* WHAT YOU ARE ASKED TO DO
Give the number of lines that include the word "électrices", and nothing else.

* SUPPLIED ENTRIES
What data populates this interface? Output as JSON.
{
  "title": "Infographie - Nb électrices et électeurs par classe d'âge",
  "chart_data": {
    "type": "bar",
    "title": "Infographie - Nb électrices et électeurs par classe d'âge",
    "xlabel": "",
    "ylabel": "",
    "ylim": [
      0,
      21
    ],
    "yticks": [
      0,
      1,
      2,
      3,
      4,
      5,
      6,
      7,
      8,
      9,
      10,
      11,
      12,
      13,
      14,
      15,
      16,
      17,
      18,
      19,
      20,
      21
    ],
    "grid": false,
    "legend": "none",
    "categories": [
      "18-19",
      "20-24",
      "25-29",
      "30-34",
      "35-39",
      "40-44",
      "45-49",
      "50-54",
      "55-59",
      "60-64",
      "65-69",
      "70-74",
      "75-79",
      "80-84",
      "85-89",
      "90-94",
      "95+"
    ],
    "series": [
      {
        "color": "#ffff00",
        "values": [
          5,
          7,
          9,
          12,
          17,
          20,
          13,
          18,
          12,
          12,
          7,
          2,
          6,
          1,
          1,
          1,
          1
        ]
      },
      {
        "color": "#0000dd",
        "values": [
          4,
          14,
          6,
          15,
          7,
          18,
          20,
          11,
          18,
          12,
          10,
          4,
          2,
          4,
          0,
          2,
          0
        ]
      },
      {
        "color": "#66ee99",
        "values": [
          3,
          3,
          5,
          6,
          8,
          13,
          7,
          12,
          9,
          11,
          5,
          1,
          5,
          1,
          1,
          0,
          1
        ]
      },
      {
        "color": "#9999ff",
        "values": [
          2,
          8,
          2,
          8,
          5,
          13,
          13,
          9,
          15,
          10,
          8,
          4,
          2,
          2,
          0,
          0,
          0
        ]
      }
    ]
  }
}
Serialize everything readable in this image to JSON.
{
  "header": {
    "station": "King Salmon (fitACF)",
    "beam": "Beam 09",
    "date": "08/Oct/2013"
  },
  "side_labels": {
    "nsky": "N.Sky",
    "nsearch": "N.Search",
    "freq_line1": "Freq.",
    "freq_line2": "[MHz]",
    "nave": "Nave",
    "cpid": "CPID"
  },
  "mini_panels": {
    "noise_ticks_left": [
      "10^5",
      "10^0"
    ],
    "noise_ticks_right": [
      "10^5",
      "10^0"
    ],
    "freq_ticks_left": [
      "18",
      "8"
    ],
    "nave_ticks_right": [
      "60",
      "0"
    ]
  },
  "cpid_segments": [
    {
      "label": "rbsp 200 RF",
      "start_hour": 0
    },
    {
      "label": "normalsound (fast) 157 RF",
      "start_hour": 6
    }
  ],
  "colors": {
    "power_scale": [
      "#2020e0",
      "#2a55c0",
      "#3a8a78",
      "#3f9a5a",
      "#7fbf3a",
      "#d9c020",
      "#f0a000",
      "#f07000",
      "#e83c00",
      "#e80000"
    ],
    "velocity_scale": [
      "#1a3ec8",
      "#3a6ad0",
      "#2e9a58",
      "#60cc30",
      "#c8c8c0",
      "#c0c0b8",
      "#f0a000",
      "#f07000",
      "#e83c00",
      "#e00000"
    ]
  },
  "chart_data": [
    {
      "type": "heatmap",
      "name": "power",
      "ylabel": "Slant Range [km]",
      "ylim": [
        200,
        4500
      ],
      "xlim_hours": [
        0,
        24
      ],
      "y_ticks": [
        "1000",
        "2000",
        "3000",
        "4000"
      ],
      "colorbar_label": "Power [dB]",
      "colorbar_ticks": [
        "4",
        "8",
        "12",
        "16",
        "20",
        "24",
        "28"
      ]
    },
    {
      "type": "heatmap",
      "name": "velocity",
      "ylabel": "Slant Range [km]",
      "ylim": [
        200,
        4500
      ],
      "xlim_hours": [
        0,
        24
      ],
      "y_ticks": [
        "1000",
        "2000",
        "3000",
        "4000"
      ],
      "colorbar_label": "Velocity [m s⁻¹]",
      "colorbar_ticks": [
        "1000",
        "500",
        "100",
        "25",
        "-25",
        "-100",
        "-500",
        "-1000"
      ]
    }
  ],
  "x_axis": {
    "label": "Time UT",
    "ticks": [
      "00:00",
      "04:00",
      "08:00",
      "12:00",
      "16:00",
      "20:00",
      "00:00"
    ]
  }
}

* OUTPUT
2